TASK TO COMPLETE =
Transcribe every line of the records below character for character, leaving nothing out and changing nothing.

==== AVAILABLE RECORDS ====

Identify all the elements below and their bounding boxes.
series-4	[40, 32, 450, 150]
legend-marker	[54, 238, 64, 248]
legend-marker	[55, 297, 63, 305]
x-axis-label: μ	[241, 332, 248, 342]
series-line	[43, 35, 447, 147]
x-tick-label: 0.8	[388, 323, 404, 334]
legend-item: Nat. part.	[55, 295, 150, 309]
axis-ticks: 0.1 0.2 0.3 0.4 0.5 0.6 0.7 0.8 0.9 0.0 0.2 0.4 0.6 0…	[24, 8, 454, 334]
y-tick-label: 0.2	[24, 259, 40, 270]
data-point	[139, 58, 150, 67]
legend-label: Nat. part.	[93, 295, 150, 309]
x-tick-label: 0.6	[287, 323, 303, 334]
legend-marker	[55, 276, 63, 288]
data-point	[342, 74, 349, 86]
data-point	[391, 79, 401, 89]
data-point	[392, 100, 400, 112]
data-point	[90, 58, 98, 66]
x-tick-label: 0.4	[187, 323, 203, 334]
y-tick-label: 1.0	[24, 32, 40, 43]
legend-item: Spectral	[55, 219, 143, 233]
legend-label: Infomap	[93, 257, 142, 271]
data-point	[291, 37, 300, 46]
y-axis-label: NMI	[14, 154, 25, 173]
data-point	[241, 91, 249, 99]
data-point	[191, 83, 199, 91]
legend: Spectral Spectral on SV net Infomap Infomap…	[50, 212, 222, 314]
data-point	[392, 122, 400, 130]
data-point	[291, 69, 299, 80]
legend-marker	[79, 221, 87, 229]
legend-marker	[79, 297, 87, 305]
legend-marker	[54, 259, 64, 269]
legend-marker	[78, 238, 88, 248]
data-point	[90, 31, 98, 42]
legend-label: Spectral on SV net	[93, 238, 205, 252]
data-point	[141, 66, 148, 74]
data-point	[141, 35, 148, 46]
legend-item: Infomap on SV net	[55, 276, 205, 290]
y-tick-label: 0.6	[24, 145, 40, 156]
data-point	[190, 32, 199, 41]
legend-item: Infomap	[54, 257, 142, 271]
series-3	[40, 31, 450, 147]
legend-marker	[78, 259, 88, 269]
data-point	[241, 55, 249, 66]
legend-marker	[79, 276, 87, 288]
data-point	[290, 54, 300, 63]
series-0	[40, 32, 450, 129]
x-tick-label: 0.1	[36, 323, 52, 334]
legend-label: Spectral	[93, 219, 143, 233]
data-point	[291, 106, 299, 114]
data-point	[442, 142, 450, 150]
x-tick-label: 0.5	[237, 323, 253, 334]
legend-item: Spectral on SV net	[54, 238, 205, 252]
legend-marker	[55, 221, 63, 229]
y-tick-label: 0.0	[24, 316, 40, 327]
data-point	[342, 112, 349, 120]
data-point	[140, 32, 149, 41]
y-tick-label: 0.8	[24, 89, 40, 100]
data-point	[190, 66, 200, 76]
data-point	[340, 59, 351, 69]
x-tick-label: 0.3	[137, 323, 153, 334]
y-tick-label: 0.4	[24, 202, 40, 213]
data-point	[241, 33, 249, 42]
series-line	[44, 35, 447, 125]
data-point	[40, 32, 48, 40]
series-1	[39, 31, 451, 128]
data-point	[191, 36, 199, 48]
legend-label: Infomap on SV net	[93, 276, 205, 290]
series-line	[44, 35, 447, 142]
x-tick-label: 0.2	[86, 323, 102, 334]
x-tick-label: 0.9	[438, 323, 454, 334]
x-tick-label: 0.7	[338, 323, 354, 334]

====

TASK RESULT =
Identify all the elements below and their bounding boxes.
series-4	[40, 32, 450, 150]
legend-marker	[54, 238, 64, 248]
legend-marker	[55, 297, 63, 305]
x-axis-label: μ	[241, 332, 248, 342]
series-line	[43, 35, 447, 147]
x-tick-label: 0.8	[388, 323, 404, 334]
legend-item: Nat. part.	[55, 295, 150, 309]
axis-ticks: 0.1 0.2 0.3 0.4 0.5 0.6 0.7 0.8 0.9 0.0 0.2 0.4 0.6 0…	[24, 8, 454, 334]
y-tick-label: 0.2	[24, 259, 40, 270]
data-point	[139, 58, 150, 67]
legend-label: Nat. part.	[93, 295, 150, 309]
x-tick-label: 0.6	[287, 323, 303, 334]
legend-marker	[55, 276, 63, 288]
data-point	[342, 74, 349, 86]
data-point	[391, 79, 401, 89]
data-point	[392, 100, 400, 112]
data-point	[90, 58, 98, 66]
x-tick-label: 0.4	[187, 323, 203, 334]
y-tick-label: 1.0	[24, 32, 40, 43]
legend-item: Spectral	[55, 219, 143, 233]
legend-label: Infomap	[93, 257, 142, 271]
data-point	[291, 37, 300, 46]
y-axis-label: NMI	[14, 154, 25, 173]
data-point	[241, 91, 249, 99]
data-point	[191, 83, 199, 91]
legend: Spectral Spectral on SV net Infomap Infomap…	[50, 212, 222, 314]
data-point	[392, 122, 400, 130]
data-point	[291, 69, 299, 80]
legend-marker	[79, 221, 87, 229]
legend-marker	[79, 297, 87, 305]
legend-marker	[54, 259, 64, 269]
legend-marker	[78, 238, 88, 248]
data-point	[90, 31, 98, 42]
legend-label: Spectral on SV net	[93, 238, 205, 252]
data-point	[141, 66, 148, 74]
data-point	[141, 35, 148, 46]
legend-item: Infomap on SV net	[55, 276, 205, 290]
y-tick-label: 0.6	[24, 145, 40, 156]
data-point	[190, 32, 199, 41]
legend-item: Infomap	[54, 257, 142, 271]
series-3	[40, 31, 450, 147]
legend-marker	[78, 259, 88, 269]
data-point	[241, 55, 249, 66]
legend-marker	[79, 276, 87, 288]
data-point	[290, 54, 300, 63]
series-0	[40, 32, 450, 129]
x-tick-label: 0.1	[36, 323, 52, 334]
legend-label: Spectral	[93, 219, 143, 233]
data-point	[291, 106, 299, 114]
data-point	[442, 142, 450, 150]
x-tick-label: 0.5	[237, 323, 253, 334]
legend-item: Spectral on SV net	[54, 238, 205, 252]
legend-marker	[55, 221, 63, 229]
y-tick-label: 0.0	[24, 316, 40, 327]
data-point	[342, 112, 349, 120]
data-point	[140, 32, 149, 41]
y-tick-label: 0.8	[24, 89, 40, 100]
data-point	[190, 66, 200, 76]
data-point	[340, 59, 351, 69]
x-tick-label: 0.3	[137, 323, 153, 334]
y-tick-label: 0.4	[24, 202, 40, 213]
data-point	[241, 33, 249, 42]
series-line	[44, 35, 447, 125]
data-point	[40, 32, 48, 40]
series-1	[39, 31, 451, 128]
data-point	[191, 36, 199, 48]
legend-label: Infomap on SV net	[93, 276, 205, 290]
series-line	[44, 35, 447, 142]
x-tick-label: 0.2	[86, 323, 102, 334]
x-tick-label: 0.9	[438, 323, 454, 334]
x-tick-label: 0.7	[338, 323, 354, 334]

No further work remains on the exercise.